--- DATASET ---

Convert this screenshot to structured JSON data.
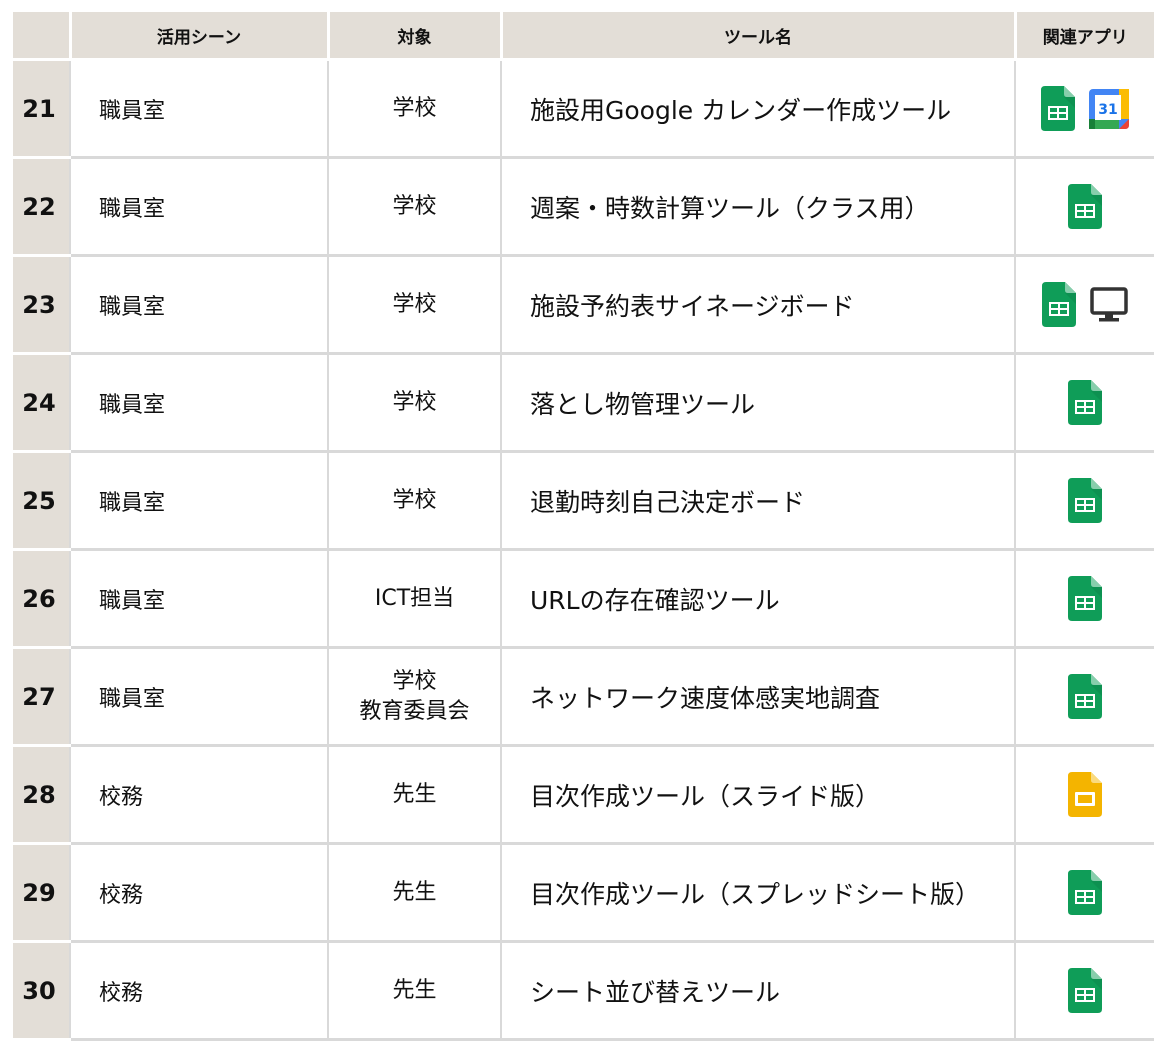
{
  "headers": {
    "num": "",
    "scene": "活用シーン",
    "target": "対象",
    "tool": "ツール名",
    "apps": "関連アプリ"
  },
  "rows": [
    {
      "num": "21",
      "scene": "職員室",
      "target": [
        "学校"
      ],
      "tool": "施設用Google カレンダー作成ツール",
      "apps": [
        "sheets-icon",
        "calendar-icon"
      ]
    },
    {
      "num": "22",
      "scene": "職員室",
      "target": [
        "学校"
      ],
      "tool": "週案・時数計算ツール（クラス用）",
      "apps": [
        "sheets-icon"
      ]
    },
    {
      "num": "23",
      "scene": "職員室",
      "target": [
        "学校"
      ],
      "tool": "施設予約表サイネージボード",
      "apps": [
        "sheets-icon",
        "monitor-icon"
      ]
    },
    {
      "num": "24",
      "scene": "職員室",
      "target": [
        "学校"
      ],
      "tool": "落とし物管理ツール",
      "apps": [
        "sheets-icon"
      ]
    },
    {
      "num": "25",
      "scene": "職員室",
      "target": [
        "学校"
      ],
      "tool": "退勤時刻自己決定ボード",
      "apps": [
        "sheets-icon"
      ]
    },
    {
      "num": "26",
      "scene": "職員室",
      "target": [
        "ICT担当"
      ],
      "tool": "URLの存在確認ツール",
      "apps": [
        "sheets-icon"
      ]
    },
    {
      "num": "27",
      "scene": "職員室",
      "target": [
        "学校",
        "教育委員会"
      ],
      "tool": "ネットワーク速度体感実地調査",
      "apps": [
        "sheets-icon"
      ]
    },
    {
      "num": "28",
      "scene": "校務",
      "target": [
        "先生"
      ],
      "tool": "目次作成ツール（スライド版）",
      "apps": [
        "slides-icon"
      ]
    },
    {
      "num": "29",
      "scene": "校務",
      "target": [
        "先生"
      ],
      "tool": "目次作成ツール（スプレッドシート版）",
      "apps": [
        "sheets-icon"
      ]
    },
    {
      "num": "30",
      "scene": "校務",
      "target": [
        "先生"
      ],
      "tool": "シート並び替えツール",
      "apps": [
        "sheets-icon"
      ]
    }
  ],
  "colors": {
    "header_bg": "#e3ded7",
    "sheets_green": "#0f9d58",
    "slides_yellow": "#f4b400",
    "grid_line": "#d9d9d9"
  }
}
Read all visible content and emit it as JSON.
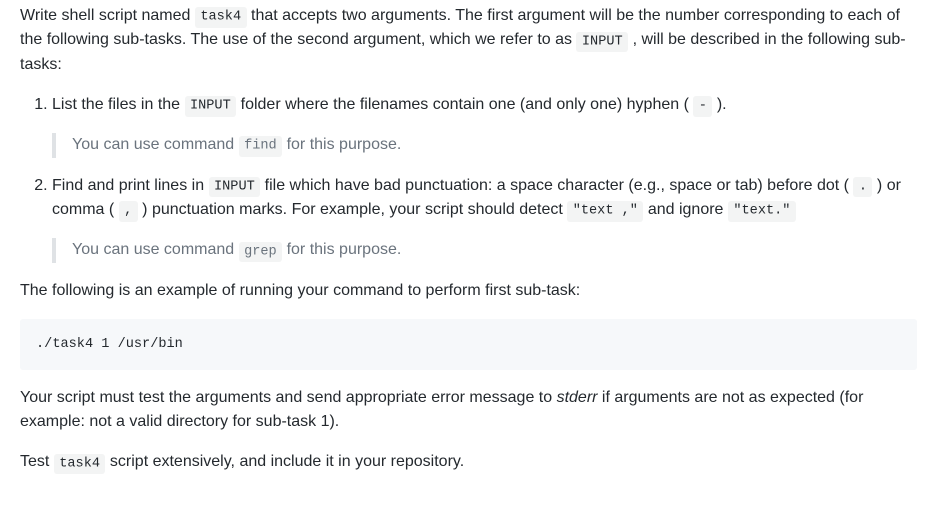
{
  "intro": {
    "part1": "Write shell script named ",
    "code1": "task4",
    "part2": " that accepts two arguments. The first argument will be the number corresponding to each of the following sub-tasks. The use of the second argument, which we refer to as ",
    "code2": "INPUT",
    "part3": " , will be described in the following sub-tasks:"
  },
  "task1": {
    "p1": "List the files in the ",
    "c1": "INPUT",
    "p2": " folder where the filenames contain one (and only one) hyphen ( ",
    "c2": "-",
    "p3": " )."
  },
  "hint1": {
    "p1": "You can use command ",
    "c1": "find",
    "p2": " for this purpose."
  },
  "task2": {
    "p1": "Find and print lines in ",
    "c1": "INPUT",
    "p2": " file which have bad punctuation: a space character (e.g., space or tab) before dot ( ",
    "c2": ".",
    "p3": " ) or comma ( ",
    "c3": ",",
    "p4": " ) punctuation marks. For example, your script should detect ",
    "c4": "\"text ,\"",
    "p5": " and ignore ",
    "c5": "\"text.\""
  },
  "hint2": {
    "p1": "You can use command ",
    "c1": "grep",
    "p2": " for this purpose."
  },
  "example_intro": "The following is an example of running your command to perform first sub-task:",
  "example_cmd": "./task4 1 /usr/bin",
  "stderr_note": {
    "p1": "Your script must test the arguments and send appropriate error message to ",
    "em1": "stderr",
    "p2": " if arguments are not as expected (for example: not a valid directory for sub-task 1)."
  },
  "closing": {
    "p1": "Test ",
    "c1": "task4",
    "p2": " script extensively, and include it in your repository."
  }
}
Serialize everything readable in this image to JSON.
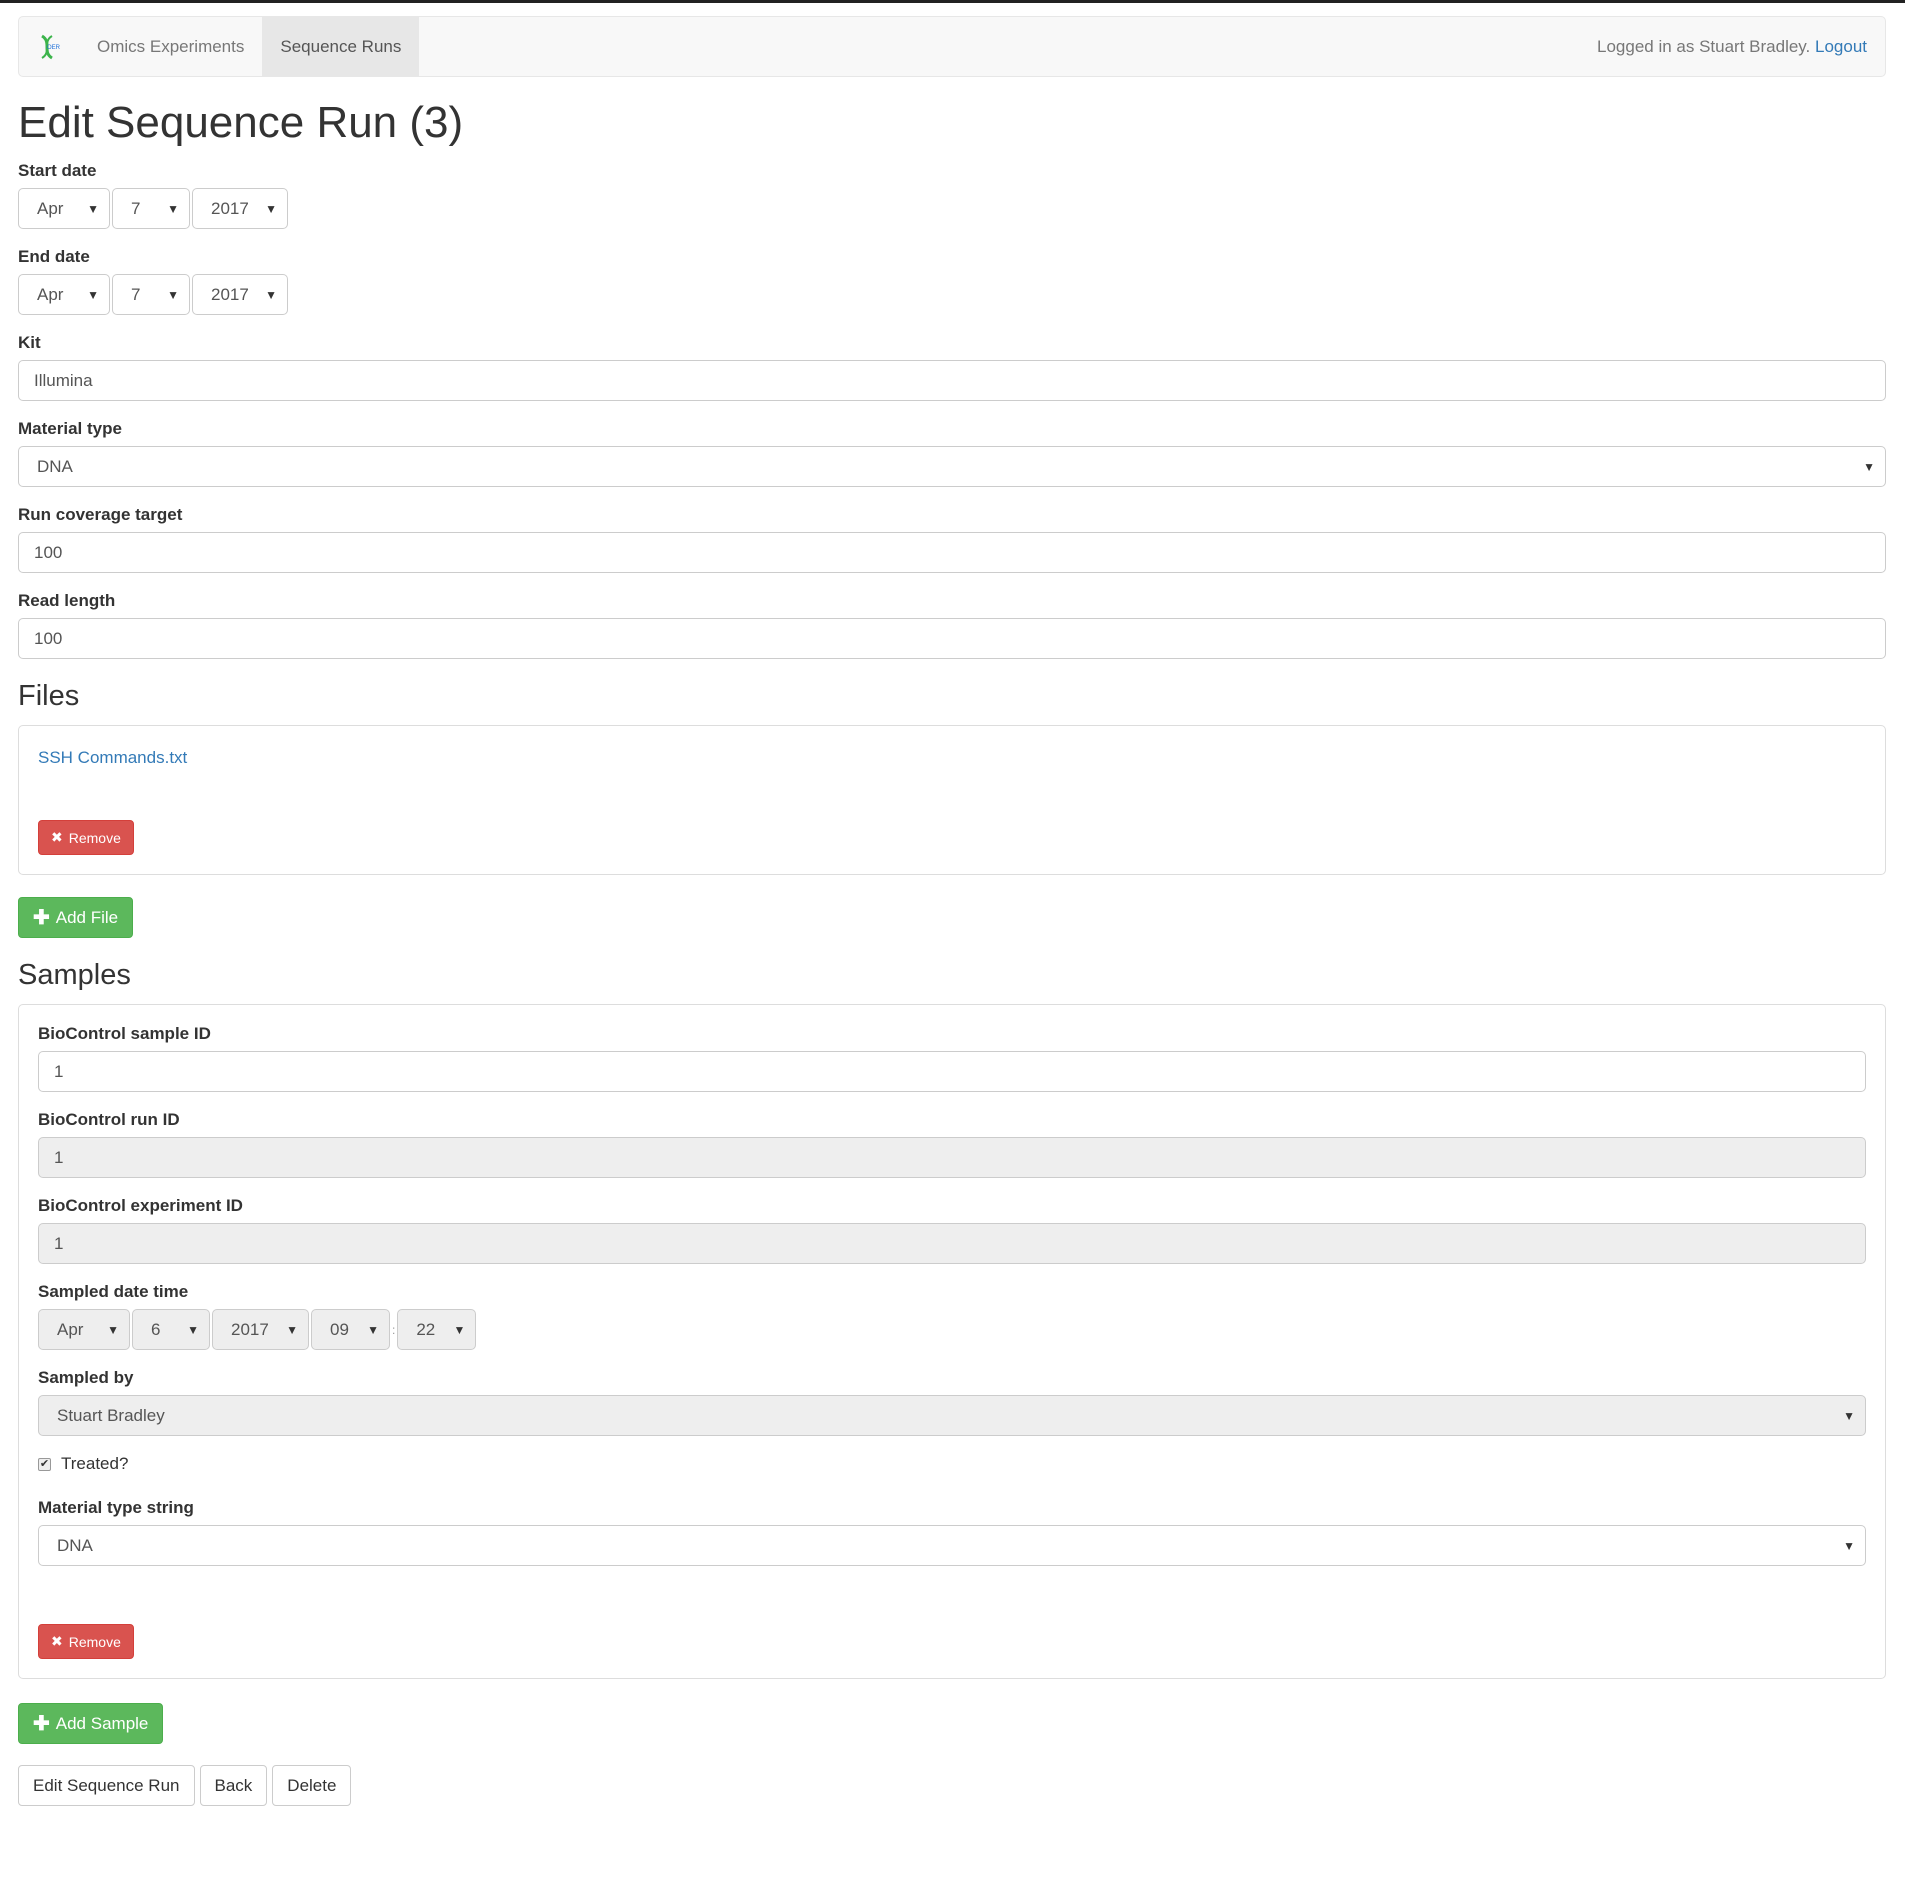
{
  "nav": {
    "brand_icon": "dna-logo-icon",
    "items": [
      {
        "label": "Omics Experiments",
        "active": false
      },
      {
        "label": "Sequence Runs",
        "active": true
      }
    ],
    "logged_in_text": "Logged in as Stuart Bradley.",
    "logout": "Logout"
  },
  "title": "Edit Sequence Run (3)",
  "start_date": {
    "label": "Start date",
    "month": "Apr",
    "day": "7",
    "year": "2017"
  },
  "end_date": {
    "label": "End date",
    "month": "Apr",
    "day": "7",
    "year": "2017"
  },
  "kit": {
    "label": "Kit",
    "value": "Illumina"
  },
  "material_type": {
    "label": "Material type",
    "value": "DNA"
  },
  "run_coverage": {
    "label": "Run coverage target",
    "value": "100"
  },
  "read_length": {
    "label": "Read length",
    "value": "100"
  },
  "files": {
    "heading": "Files",
    "items": [
      {
        "name": "SSH Commands.txt",
        "remove": "Remove"
      }
    ],
    "add": "Add File"
  },
  "samples": {
    "heading": "Samples",
    "items": [
      {
        "sample_id_label": "BioControl sample ID",
        "sample_id": "1",
        "run_id_label": "BioControl run ID",
        "run_id": "1",
        "exp_id_label": "BioControl experiment ID",
        "exp_id": "1",
        "sampled_label": "Sampled date time",
        "month": "Apr",
        "day": "6",
        "year": "2017",
        "hour": "09",
        "sep": ":",
        "minute": "22",
        "by_label": "Sampled by",
        "by": "Stuart Bradley",
        "treated_label": "Treated?",
        "treated": true,
        "mts_label": "Material type string",
        "mts": "DNA",
        "remove": "Remove"
      }
    ],
    "add": "Add Sample"
  },
  "actions": {
    "submit": "Edit Sequence Run",
    "back": "Back",
    "delete": "Delete"
  },
  "colors": {
    "danger": "#d9534f",
    "success": "#5cb85c",
    "link": "#337ab7"
  }
}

---

**YOUR INSTRUCTIONS:**
Give back the entries verbatim. Do not include any picture.

**SOLUTION TO THIS EXERCISE:**
Convert this screenshot to structured JSON data.
{
  "headers": {
    "num": "",
    "scene": "活用シーン",
    "target": "対象",
    "tool": "ツール名",
    "apps": "関連アプリ"
  },
  "rows": [
    {
      "num": "21",
      "scene": "職員室",
      "target": [
        "学校"
      ],
      "tool": "施設用Google カレンダー作成ツール",
      "apps": [
        "sheets-icon",
        "calendar-icon"
      ]
    },
    {
      "num": "22",
      "scene": "職員室",
      "target": [
        "学校"
      ],
      "tool": "週案・時数計算ツール（クラス用）",
      "apps": [
        "sheets-icon"
      ]
    },
    {
      "num": "23",
      "scene": "職員室",
      "target": [
        "学校"
      ],
      "tool": "施設予約表サイネージボード",
      "apps": [
        "sheets-icon",
        "monitor-icon"
      ]
    },
    {
      "num": "24",
      "scene": "職員室",
      "target": [
        "学校"
      ],
      "tool": "落とし物管理ツール",
      "apps": [
        "sheets-icon"
      ]
    },
    {
      "num": "25",
      "scene": "職員室",
      "target": [
        "学校"
      ],
      "tool": "退勤時刻自己決定ボード",
      "apps": [
        "sheets-icon"
      ]
    },
    {
      "num": "26",
      "scene": "職員室",
      "target": [
        "ICT担当"
      ],
      "tool": "URLの存在確認ツール",
      "apps": [
        "sheets-icon"
      ]
    },
    {
      "num": "27",
      "scene": "職員室",
      "target": [
        "学校",
        "教育委員会"
      ],
      "tool": "ネットワーク速度体感実地調査",
      "apps": [
        "sheets-icon"
      ]
    },
    {
      "num": "28",
      "scene": "校務",
      "target": [
        "先生"
      ],
      "tool": "目次作成ツール（スライド版）",
      "apps": [
        "slides-icon"
      ]
    },
    {
      "num": "29",
      "scene": "校務",
      "target": [
        "先生"
      ],
      "tool": "目次作成ツール（スプレッドシート版）",
      "apps": [
        "sheets-icon"
      ]
    },
    {
      "num": "30",
      "scene": "校務",
      "target": [
        "先生"
      ],
      "tool": "シート並び替えツール",
      "apps": [
        "sheets-icon"
      ]
    }
  ],
  "colors": {
    "header_bg": "#e3ded7",
    "sheets_green": "#0f9d58",
    "slides_yellow": "#f4b400",
    "grid_line": "#d9d9d9"
  }
}
Read all visible content and emit it as JSON.
{
  "intro": {
    "part1": "Write shell script named ",
    "code1": "task4",
    "part2": " that accepts two arguments. The first argument will be the number corresponding to each of the following sub-tasks. The use of the second argument, which we refer to as ",
    "code2": "INPUT",
    "part3": " , will be described in the following sub-tasks:"
  },
  "task1": {
    "p1": "List the files in the ",
    "c1": "INPUT",
    "p2": " folder where the filenames contain one (and only one) hyphen ( ",
    "c2": "-",
    "p3": " )."
  },
  "hint1": {
    "p1": "You can use command ",
    "c1": "find",
    "p2": " for this purpose."
  },
  "task2": {
    "p1": "Find and print lines in ",
    "c1": "INPUT",
    "p2": " file which have bad punctuation: a space character (e.g., space or tab) before dot ( ",
    "c2": ".",
    "p3": " ) or comma ( ",
    "c3": ",",
    "p4": " ) punctuation marks. For example, your script should detect ",
    "c4": "\"text ,\"",
    "p5": " and ignore ",
    "c5": "\"text.\""
  },
  "hint2": {
    "p1": "You can use command ",
    "c1": "grep",
    "p2": " for this purpose."
  },
  "example_intro": "The following is an example of running your command to perform first sub-task:",
  "example_cmd": "./task4 1 /usr/bin",
  "stderr_note": {
    "p1": "Your script must test the arguments and send appropriate error message to ",
    "em1": "stderr",
    "p2": " if arguments are not as expected (for example: not a valid directory for sub-task 1)."
  },
  "closing": {
    "p1": "Test ",
    "c1": "task4",
    "p2": " script extensively, and include it in your repository."
  }
}
Serialize everything readable in this image to JSON.
{
  "nav": {
    "brand_icon": "dna-logo-icon",
    "items": [
      {
        "label": "Omics Experiments",
        "active": false
      },
      {
        "label": "Sequence Runs",
        "active": true
      }
    ],
    "logged_in_text": "Logged in as Stuart Bradley.",
    "logout": "Logout"
  },
  "title": "Edit Sequence Run (3)",
  "start_date": {
    "label": "Start date",
    "month": "Apr",
    "day": "7",
    "year": "2017"
  },
  "end_date": {
    "label": "End date",
    "month": "Apr",
    "day": "7",
    "year": "2017"
  },
  "kit": {
    "label": "Kit",
    "value": "Illumina"
  },
  "material_type": {
    "label": "Material type",
    "value": "DNA"
  },
  "run_coverage": {
    "label": "Run coverage target",
    "value": "100"
  },
  "read_length": {
    "label": "Read length",
    "value": "100"
  },
  "files": {
    "heading": "Files",
    "items": [
      {
        "name": "SSH Commands.txt",
        "remove": "Remove"
      }
    ],
    "add": "Add File"
  },
  "samples": {
    "heading": "Samples",
    "items": [
      {
        "sample_id_label": "BioControl sample ID",
        "sample_id": "1",
        "run_id_label": "BioControl run ID",
        "run_id": "1",
        "exp_id_label": "BioControl experiment ID",
        "exp_id": "1",
        "sampled_label": "Sampled date time",
        "month": "Apr",
        "day": "6",
        "year": "2017",
        "hour": "09",
        "sep": ":",
        "minute": "22",
        "by_label": "Sampled by",
        "by": "Stuart Bradley",
        "treated_label": "Treated?",
        "treated": true,
        "mts_label": "Material type string",
        "mts": "DNA",
        "remove": "Remove"
      }
    ],
    "add": "Add Sample"
  },
  "actions": {
    "submit": "Edit Sequence Run",
    "back": "Back",
    "delete": "Delete"
  },
  "colors": {
    "danger": "#d9534f",
    "success": "#5cb85c",
    "link": "#337ab7"
  }
}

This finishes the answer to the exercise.